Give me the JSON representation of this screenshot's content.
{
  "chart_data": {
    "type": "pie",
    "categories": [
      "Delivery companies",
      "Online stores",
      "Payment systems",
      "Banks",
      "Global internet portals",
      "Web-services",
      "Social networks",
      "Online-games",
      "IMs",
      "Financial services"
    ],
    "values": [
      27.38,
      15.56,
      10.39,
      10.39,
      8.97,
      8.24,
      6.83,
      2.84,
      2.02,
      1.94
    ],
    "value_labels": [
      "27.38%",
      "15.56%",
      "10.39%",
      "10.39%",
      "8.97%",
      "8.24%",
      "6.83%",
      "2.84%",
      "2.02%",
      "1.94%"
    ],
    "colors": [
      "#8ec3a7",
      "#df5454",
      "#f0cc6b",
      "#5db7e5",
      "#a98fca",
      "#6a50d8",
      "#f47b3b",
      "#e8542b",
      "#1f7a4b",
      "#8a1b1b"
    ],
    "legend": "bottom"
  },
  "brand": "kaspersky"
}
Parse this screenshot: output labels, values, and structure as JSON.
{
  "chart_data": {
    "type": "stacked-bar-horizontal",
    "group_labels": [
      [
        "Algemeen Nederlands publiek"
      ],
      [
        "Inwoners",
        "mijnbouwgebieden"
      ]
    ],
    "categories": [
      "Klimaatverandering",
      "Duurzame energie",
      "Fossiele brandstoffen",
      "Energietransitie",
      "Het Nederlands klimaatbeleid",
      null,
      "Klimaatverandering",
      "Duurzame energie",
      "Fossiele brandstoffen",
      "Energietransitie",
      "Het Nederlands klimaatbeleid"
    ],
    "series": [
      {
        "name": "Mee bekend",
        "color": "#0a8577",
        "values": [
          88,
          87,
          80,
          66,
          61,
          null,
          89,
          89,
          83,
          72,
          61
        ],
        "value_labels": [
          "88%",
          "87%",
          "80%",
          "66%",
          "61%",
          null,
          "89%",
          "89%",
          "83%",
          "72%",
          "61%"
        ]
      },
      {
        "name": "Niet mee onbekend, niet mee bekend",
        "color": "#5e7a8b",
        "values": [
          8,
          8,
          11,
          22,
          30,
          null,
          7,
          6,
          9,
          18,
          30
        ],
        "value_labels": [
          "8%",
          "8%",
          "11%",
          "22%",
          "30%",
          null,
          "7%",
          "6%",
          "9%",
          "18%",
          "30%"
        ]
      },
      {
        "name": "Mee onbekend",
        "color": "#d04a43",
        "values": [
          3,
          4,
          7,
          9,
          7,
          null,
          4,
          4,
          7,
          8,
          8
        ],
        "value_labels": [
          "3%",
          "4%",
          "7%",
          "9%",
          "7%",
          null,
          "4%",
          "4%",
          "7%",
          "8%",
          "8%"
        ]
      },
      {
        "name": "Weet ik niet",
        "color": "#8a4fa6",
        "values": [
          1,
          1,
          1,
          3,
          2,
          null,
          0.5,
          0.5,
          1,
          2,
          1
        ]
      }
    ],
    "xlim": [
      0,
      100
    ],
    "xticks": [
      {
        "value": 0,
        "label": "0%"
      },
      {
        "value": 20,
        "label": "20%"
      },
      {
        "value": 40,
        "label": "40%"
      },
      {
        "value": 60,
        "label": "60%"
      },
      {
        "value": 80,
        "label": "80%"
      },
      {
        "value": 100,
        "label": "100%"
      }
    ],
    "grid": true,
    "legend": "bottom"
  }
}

================================

Return the whole listing exactly.

### ANSWER TO THE EXERCISE:
Give me the JSON representation of this screenshot's content.
{
  "chart_data": {
    "type": "pie",
    "categories": [
      "Delivery companies",
      "Online stores",
      "Payment systems",
      "Banks",
      "Global internet portals",
      "Web-services",
      "Social networks",
      "Online-games",
      "IMs",
      "Financial services"
    ],
    "values": [
      27.38,
      15.56,
      10.39,
      10.39,
      8.97,
      8.24,
      6.83,
      2.84,
      2.02,
      1.94
    ],
    "value_labels": [
      "27.38%",
      "15.56%",
      "10.39%",
      "10.39%",
      "8.97%",
      "8.24%",
      "6.83%",
      "2.84%",
      "2.02%",
      "1.94%"
    ],
    "colors": [
      "#8ec3a7",
      "#df5454",
      "#f0cc6b",
      "#5db7e5",
      "#a98fca",
      "#6a50d8",
      "#f47b3b",
      "#e8542b",
      "#1f7a4b",
      "#8a1b1b"
    ],
    "legend": "bottom"
  },
  "brand": "kaspersky"
}
Parse this screenshot: output labels, values, and structure as JSON.
{
  "chart_data": {
    "type": "stacked-bar-horizontal",
    "group_labels": [
      [
        "Algemeen Nederlands publiek"
      ],
      [
        "Inwoners",
        "mijnbouwgebieden"
      ]
    ],
    "categories": [
      "Klimaatverandering",
      "Duurzame energie",
      "Fossiele brandstoffen",
      "Energietransitie",
      "Het Nederlands klimaatbeleid",
      null,
      "Klimaatverandering",
      "Duurzame energie",
      "Fossiele brandstoffen",
      "Energietransitie",
      "Het Nederlands klimaatbeleid"
    ],
    "series": [
      {
        "name": "Mee bekend",
        "color": "#0a8577",
        "values": [
          88,
          87,
          80,
          66,
          61,
          null,
          89,
          89,
          83,
          72,
          61
        ],
        "value_labels": [
          "88%",
          "87%",
          "80%",
          "66%",
          "61%",
          null,
          "89%",
          "89%",
          "83%",
          "72%",
          "61%"
        ]
      },
      {
        "name": "Niet mee onbekend, niet mee bekend",
        "color": "#5e7a8b",
        "values": [
          8,
          8,
          11,
          22,
          30,
          null,
          7,
          6,
          9,
          18,
          30
        ],
        "value_labels": [
          "8%",
          "8%",
          "11%",
          "22%",
          "30%",
          null,
          "7%",
          "6%",
          "9%",
          "18%",
          "30%"
        ]
      },
      {
        "name": "Mee onbekend",
        "color": "#d04a43",
        "values": [
          3,
          4,
          7,
          9,
          7,
          null,
          4,
          4,
          7,
          8,
          8
        ],
        "value_labels": [
          "3%",
          "4%",
          "7%",
          "9%",
          "7%",
          null,
          "4%",
          "4%",
          "7%",
          "8%",
          "8%"
        ]
      },
      {
        "name": "Weet ik niet",
        "color": "#8a4fa6",
        "values": [
          1,
          1,
          1,
          3,
          2,
          null,
          0.5,
          0.5,
          1,
          2,
          1
        ]
      }
    ],
    "xlim": [
      0,
      100
    ],
    "xticks": [
      {
        "value": 0,
        "label": "0%"
      },
      {
        "value": 20,
        "label": "20%"
      },
      {
        "value": 40,
        "label": "40%"
      },
      {
        "value": 60,
        "label": "60%"
      },
      {
        "value": 80,
        "label": "80%"
      },
      {
        "value": 100,
        "label": "100%"
      }
    ],
    "grid": true,
    "legend": "bottom"
  }
}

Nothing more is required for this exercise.